Work to do: Pick out all lines with the word "Market" from the records that follow.

Entries from a visual dataset:
****************

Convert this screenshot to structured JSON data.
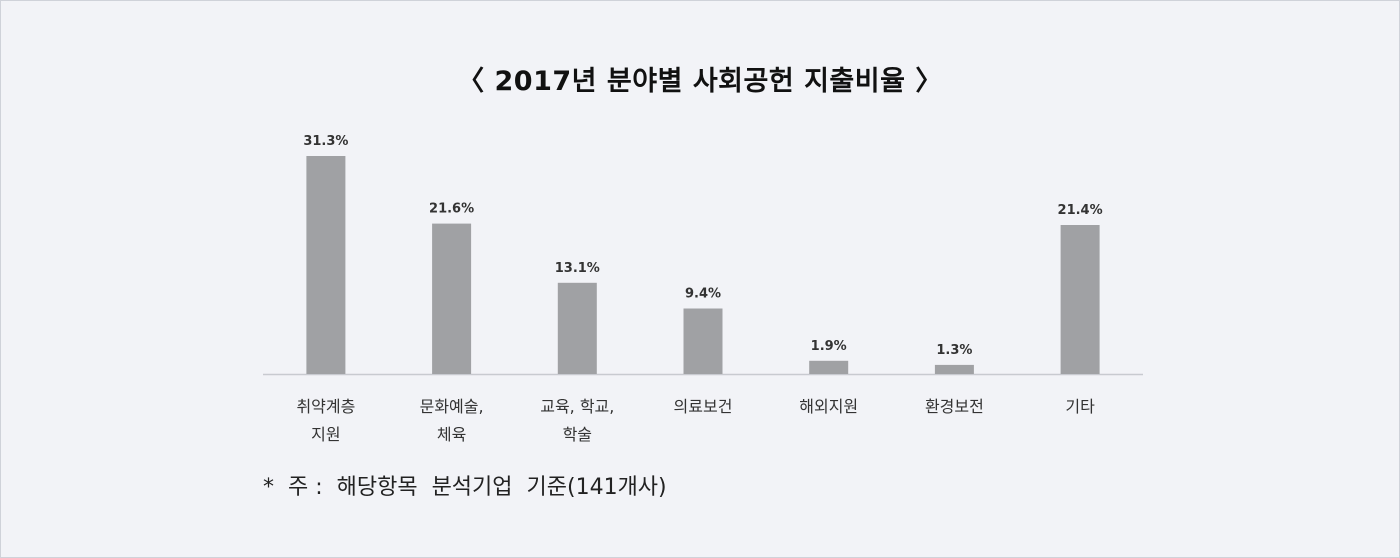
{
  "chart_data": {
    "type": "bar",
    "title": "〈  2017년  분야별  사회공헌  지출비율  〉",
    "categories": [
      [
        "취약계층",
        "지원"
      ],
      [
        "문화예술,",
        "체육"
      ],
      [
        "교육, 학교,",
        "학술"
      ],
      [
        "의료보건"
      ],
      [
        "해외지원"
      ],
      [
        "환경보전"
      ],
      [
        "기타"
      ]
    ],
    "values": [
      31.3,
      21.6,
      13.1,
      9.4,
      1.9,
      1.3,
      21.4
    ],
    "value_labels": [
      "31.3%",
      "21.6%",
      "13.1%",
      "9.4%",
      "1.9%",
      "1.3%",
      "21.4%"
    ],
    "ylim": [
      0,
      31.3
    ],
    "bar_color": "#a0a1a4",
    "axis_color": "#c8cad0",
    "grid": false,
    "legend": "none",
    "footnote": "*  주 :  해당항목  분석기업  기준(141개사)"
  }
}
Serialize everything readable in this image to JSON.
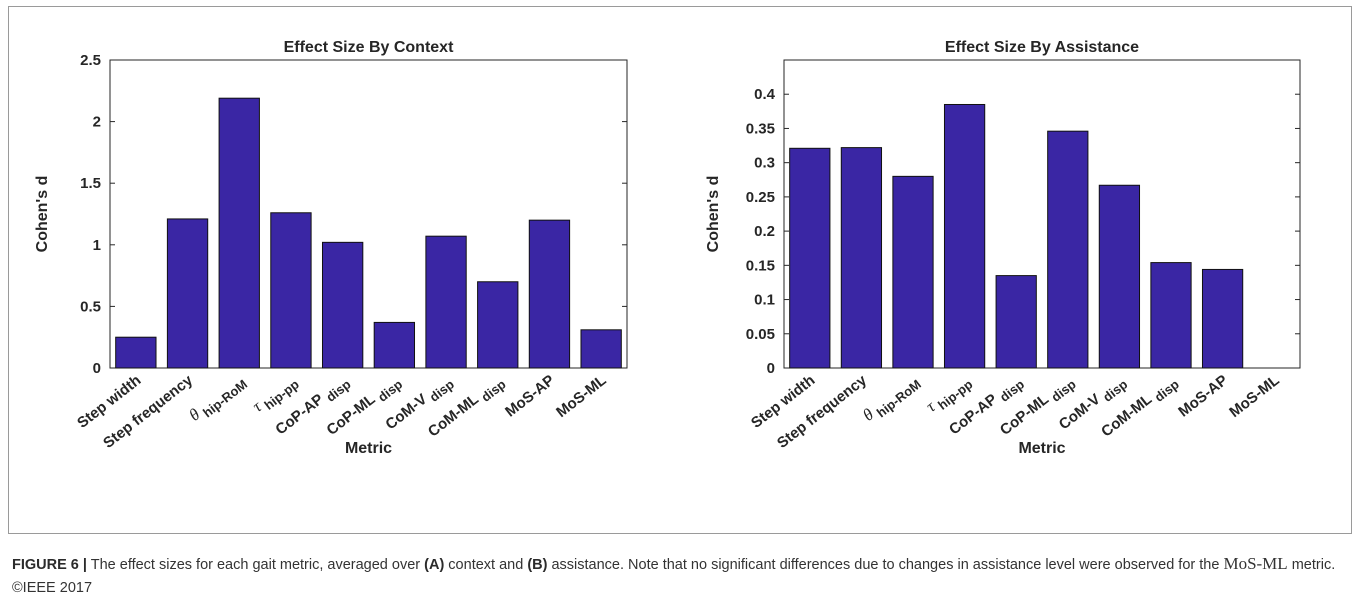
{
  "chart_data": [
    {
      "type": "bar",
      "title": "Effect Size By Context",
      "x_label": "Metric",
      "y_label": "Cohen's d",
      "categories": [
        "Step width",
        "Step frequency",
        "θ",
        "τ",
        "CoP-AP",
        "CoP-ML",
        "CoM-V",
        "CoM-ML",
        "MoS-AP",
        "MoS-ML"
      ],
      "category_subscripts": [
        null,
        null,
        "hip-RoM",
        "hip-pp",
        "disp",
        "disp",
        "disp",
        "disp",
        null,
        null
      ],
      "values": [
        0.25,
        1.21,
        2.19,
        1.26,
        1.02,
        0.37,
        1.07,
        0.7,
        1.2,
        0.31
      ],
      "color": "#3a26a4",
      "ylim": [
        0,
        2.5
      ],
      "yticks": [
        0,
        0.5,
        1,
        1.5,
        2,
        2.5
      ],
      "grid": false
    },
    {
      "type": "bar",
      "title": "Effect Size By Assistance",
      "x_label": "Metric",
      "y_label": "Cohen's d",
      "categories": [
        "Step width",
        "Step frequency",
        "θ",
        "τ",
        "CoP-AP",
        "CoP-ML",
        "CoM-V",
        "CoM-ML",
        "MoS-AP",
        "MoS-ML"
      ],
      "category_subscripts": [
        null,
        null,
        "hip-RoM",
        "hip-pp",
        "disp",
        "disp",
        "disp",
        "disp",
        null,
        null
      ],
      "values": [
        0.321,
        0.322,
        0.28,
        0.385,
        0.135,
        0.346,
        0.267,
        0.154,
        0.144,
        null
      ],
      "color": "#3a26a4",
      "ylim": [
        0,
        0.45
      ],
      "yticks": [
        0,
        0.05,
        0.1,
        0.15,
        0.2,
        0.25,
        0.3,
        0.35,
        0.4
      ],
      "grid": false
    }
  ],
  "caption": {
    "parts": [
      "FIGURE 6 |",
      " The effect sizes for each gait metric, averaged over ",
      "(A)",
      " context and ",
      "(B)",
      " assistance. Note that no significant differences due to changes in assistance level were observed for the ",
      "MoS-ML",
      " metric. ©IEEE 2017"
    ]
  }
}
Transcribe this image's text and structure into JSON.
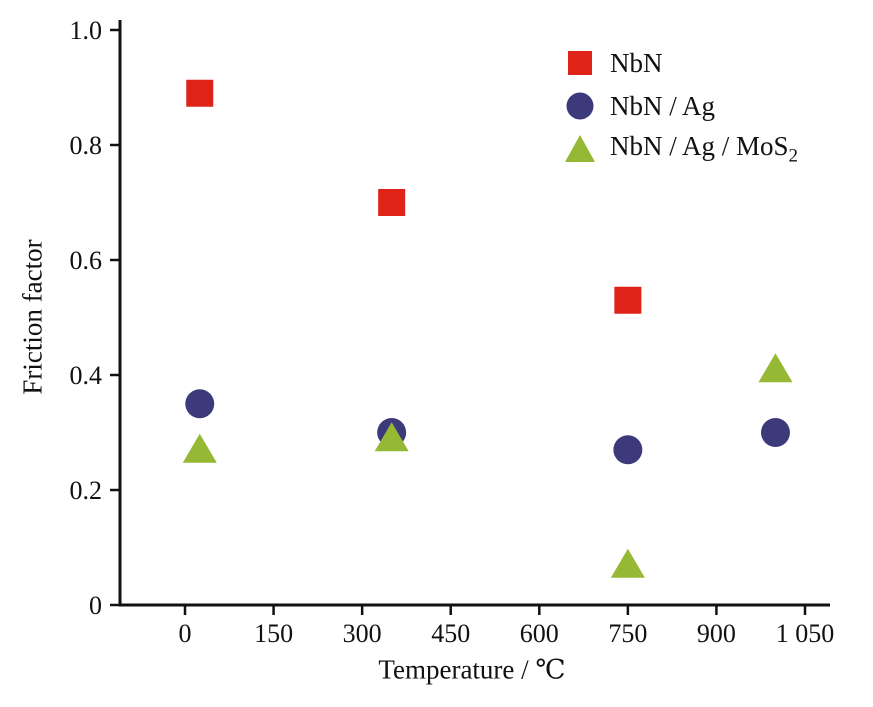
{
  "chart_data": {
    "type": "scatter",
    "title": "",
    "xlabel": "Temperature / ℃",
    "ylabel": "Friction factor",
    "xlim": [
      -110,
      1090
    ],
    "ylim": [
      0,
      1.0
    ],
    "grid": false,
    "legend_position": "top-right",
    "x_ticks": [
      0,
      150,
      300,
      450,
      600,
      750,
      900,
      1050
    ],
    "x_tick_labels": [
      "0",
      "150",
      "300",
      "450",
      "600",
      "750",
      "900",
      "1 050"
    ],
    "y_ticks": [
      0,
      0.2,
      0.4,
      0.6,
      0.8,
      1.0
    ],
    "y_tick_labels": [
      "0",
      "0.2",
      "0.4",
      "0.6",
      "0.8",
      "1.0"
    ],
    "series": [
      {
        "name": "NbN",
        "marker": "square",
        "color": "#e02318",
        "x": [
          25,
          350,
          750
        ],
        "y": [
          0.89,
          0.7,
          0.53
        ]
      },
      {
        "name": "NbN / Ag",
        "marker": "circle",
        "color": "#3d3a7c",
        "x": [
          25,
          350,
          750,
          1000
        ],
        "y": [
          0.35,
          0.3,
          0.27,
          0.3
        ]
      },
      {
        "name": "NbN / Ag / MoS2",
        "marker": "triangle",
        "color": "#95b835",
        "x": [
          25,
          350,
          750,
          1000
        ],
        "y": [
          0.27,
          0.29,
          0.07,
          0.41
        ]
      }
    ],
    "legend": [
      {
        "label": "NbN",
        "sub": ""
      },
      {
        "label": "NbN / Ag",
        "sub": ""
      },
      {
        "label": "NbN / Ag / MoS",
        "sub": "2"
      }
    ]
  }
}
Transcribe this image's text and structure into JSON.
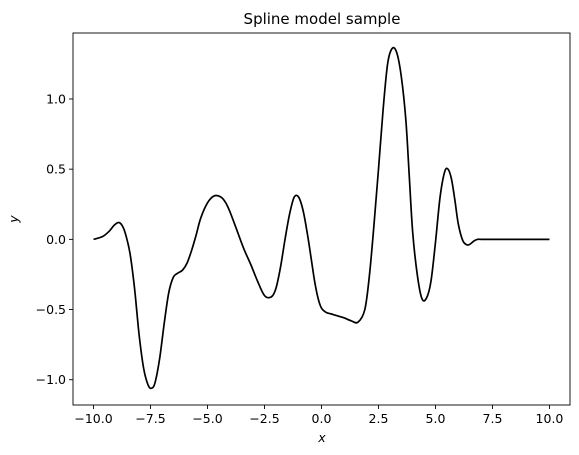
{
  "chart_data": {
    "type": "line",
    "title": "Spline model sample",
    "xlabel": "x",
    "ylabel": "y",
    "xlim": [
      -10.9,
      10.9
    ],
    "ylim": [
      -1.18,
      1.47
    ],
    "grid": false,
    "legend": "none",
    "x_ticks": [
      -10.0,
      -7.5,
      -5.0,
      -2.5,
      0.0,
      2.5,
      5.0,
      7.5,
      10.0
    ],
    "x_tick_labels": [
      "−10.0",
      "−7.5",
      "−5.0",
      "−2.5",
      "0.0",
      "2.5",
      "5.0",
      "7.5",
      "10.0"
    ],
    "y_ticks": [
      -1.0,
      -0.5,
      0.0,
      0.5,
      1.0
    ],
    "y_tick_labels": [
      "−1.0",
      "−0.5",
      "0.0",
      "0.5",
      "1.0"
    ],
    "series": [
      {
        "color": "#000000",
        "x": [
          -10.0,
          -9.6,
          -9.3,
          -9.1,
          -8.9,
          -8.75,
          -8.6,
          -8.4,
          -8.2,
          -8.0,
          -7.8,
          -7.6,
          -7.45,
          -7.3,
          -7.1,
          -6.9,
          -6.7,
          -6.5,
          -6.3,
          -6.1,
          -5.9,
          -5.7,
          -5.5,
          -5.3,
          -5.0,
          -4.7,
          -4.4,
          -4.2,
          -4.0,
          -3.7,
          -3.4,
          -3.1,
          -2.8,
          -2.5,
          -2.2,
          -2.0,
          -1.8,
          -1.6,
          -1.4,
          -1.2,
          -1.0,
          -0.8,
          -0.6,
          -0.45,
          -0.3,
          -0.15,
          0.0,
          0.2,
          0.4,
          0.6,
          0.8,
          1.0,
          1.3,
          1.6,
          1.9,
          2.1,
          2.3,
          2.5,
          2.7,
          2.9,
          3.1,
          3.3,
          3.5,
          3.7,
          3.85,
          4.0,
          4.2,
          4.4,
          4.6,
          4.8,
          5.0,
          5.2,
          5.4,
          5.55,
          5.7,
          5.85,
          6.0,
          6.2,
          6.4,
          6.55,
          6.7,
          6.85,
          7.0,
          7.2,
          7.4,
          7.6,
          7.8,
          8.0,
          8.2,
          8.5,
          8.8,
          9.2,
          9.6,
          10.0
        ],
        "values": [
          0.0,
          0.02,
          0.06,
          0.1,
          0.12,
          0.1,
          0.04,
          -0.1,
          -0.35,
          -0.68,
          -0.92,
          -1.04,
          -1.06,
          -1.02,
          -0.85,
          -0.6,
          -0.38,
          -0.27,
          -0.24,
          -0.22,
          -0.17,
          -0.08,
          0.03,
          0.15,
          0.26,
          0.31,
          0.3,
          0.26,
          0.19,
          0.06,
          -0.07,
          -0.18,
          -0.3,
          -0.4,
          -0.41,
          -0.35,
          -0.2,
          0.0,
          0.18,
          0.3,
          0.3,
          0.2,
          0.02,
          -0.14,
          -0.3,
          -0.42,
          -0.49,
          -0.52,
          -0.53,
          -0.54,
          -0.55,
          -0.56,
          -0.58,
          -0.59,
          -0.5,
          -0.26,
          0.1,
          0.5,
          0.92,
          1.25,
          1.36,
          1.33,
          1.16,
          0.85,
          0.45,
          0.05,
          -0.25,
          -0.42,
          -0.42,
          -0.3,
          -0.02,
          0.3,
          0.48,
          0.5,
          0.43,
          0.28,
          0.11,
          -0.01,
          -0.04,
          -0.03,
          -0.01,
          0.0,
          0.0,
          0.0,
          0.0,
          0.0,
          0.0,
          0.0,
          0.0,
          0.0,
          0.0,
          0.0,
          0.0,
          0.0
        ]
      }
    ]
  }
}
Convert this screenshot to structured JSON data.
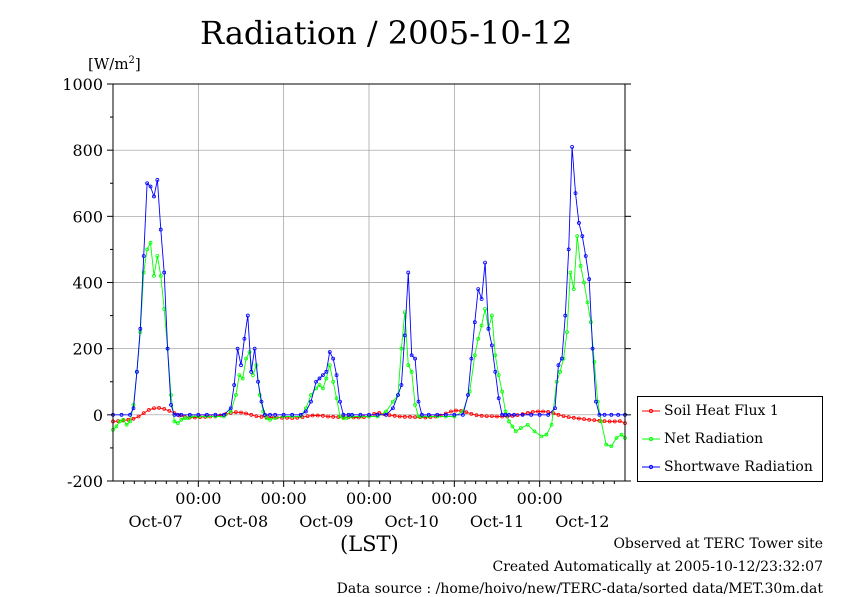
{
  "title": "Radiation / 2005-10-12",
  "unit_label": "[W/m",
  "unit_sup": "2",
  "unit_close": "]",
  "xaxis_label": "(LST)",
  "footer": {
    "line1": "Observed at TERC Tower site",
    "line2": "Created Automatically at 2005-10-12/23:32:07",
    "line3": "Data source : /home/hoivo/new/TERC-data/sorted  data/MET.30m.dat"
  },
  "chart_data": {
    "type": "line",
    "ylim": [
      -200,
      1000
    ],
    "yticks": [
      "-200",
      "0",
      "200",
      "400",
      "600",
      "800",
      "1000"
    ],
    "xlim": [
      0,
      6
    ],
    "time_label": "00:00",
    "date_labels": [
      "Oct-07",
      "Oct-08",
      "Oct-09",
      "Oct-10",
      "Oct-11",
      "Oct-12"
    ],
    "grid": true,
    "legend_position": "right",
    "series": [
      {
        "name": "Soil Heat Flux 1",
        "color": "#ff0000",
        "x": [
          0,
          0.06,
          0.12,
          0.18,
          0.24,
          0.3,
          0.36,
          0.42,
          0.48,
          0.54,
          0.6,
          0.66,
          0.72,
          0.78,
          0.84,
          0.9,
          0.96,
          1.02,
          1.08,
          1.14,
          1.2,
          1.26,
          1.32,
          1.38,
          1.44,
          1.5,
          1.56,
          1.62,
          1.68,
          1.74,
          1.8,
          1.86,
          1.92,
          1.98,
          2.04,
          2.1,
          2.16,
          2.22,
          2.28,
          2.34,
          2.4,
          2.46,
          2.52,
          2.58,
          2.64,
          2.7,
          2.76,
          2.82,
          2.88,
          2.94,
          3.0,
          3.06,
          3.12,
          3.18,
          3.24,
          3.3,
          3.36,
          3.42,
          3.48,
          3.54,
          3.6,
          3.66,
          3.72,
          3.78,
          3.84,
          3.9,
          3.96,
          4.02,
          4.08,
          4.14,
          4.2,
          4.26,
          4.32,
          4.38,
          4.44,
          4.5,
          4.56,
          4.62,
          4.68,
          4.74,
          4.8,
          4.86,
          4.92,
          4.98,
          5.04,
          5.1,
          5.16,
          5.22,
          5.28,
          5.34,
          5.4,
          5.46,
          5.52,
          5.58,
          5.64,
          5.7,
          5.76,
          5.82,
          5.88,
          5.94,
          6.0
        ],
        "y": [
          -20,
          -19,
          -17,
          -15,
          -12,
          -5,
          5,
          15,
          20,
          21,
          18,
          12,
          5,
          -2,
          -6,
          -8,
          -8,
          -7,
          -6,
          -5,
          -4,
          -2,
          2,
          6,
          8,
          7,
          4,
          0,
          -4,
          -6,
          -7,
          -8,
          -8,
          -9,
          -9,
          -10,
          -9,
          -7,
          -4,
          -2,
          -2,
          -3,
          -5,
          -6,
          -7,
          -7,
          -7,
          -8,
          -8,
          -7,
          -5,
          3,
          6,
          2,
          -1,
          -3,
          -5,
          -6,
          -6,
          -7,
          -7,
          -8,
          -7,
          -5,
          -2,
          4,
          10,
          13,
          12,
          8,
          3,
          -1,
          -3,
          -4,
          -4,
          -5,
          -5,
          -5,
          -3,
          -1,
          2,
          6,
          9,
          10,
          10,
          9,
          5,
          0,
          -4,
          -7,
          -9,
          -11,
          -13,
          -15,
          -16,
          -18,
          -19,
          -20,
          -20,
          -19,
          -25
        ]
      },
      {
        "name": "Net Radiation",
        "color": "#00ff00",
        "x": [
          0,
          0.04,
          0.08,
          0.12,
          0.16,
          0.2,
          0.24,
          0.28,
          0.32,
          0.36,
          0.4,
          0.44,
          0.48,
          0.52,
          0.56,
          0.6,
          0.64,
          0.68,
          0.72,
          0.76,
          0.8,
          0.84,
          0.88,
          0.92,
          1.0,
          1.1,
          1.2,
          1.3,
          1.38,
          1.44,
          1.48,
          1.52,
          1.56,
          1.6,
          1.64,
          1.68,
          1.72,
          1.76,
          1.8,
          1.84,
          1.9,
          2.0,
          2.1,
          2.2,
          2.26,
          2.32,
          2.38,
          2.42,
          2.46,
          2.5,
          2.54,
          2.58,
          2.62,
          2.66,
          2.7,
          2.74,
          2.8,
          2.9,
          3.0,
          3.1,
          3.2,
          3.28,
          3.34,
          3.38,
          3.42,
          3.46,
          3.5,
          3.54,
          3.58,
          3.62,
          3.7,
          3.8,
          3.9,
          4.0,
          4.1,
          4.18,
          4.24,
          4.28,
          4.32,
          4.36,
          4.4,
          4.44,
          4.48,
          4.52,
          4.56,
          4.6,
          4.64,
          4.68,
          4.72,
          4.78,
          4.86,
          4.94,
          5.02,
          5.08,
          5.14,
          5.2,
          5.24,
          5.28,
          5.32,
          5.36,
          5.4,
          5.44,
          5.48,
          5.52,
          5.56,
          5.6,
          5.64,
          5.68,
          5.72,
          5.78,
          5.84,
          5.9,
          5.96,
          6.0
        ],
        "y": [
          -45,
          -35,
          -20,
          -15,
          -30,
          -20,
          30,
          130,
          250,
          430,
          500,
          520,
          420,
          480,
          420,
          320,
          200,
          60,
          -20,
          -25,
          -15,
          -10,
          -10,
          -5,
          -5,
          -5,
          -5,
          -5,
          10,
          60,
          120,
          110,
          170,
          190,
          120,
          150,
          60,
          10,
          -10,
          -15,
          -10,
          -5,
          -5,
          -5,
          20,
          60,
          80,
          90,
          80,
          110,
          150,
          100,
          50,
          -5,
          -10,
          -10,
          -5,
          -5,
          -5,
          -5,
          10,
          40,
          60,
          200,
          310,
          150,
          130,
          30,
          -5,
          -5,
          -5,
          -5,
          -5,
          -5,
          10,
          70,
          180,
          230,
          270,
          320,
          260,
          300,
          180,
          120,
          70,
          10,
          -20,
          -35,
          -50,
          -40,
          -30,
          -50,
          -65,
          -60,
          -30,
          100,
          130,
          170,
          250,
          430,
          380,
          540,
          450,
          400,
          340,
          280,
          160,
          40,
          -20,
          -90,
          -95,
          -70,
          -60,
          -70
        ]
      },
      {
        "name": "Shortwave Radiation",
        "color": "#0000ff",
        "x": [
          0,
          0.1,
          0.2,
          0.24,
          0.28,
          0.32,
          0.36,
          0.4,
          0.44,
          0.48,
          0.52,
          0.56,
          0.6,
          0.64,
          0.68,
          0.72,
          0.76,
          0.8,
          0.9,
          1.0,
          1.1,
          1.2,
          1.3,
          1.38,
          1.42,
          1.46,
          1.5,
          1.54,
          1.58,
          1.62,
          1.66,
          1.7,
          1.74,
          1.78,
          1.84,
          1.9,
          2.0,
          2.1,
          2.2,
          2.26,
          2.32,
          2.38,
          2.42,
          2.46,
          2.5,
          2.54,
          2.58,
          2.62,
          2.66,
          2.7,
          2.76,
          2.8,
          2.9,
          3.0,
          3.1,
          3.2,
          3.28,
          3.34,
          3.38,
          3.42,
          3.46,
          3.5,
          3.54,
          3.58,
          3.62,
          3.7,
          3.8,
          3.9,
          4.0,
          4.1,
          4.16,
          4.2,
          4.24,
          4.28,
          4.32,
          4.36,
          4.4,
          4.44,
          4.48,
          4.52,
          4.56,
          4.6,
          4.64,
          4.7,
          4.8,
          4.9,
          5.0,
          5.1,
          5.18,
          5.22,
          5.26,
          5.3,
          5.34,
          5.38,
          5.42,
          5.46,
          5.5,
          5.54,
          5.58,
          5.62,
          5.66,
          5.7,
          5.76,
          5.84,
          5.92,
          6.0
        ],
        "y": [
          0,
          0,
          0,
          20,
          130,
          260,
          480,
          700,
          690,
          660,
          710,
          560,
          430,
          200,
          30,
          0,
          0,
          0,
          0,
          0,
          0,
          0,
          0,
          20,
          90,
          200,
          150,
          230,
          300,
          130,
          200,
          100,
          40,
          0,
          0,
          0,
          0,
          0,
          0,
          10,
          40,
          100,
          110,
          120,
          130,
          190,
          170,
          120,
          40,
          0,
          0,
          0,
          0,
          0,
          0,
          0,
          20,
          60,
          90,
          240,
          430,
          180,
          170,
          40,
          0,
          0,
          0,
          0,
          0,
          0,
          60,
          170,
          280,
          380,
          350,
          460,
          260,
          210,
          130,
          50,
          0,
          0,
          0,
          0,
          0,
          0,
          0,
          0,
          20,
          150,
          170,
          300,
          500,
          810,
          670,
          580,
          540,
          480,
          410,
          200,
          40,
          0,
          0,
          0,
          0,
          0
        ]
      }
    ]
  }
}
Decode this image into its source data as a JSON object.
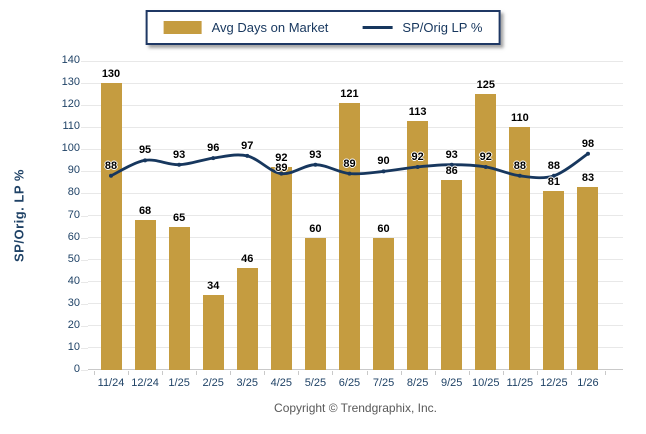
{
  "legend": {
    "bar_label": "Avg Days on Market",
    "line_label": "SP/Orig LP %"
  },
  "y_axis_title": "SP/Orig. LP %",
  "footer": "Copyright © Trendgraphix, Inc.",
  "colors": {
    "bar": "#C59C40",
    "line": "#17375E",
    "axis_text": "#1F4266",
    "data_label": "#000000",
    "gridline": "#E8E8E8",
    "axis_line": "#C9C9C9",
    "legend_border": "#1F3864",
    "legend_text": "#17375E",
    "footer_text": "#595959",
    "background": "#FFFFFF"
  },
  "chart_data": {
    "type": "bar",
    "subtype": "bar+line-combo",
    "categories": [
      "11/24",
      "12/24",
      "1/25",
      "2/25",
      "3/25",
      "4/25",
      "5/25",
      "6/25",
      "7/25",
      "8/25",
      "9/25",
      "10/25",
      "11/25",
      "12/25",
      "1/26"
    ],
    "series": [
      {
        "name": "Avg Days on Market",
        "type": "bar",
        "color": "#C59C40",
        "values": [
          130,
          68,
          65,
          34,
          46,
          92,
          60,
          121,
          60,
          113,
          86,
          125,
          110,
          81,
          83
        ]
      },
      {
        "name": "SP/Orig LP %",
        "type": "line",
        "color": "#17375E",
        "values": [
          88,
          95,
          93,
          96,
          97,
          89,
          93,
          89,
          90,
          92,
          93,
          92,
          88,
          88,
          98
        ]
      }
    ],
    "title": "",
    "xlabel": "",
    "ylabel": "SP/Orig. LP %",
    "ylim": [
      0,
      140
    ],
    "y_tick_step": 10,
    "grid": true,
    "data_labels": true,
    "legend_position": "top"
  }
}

****************

Written response:
    "bar_label": "Avg Days on Market",
        "name": "Avg Days on Market",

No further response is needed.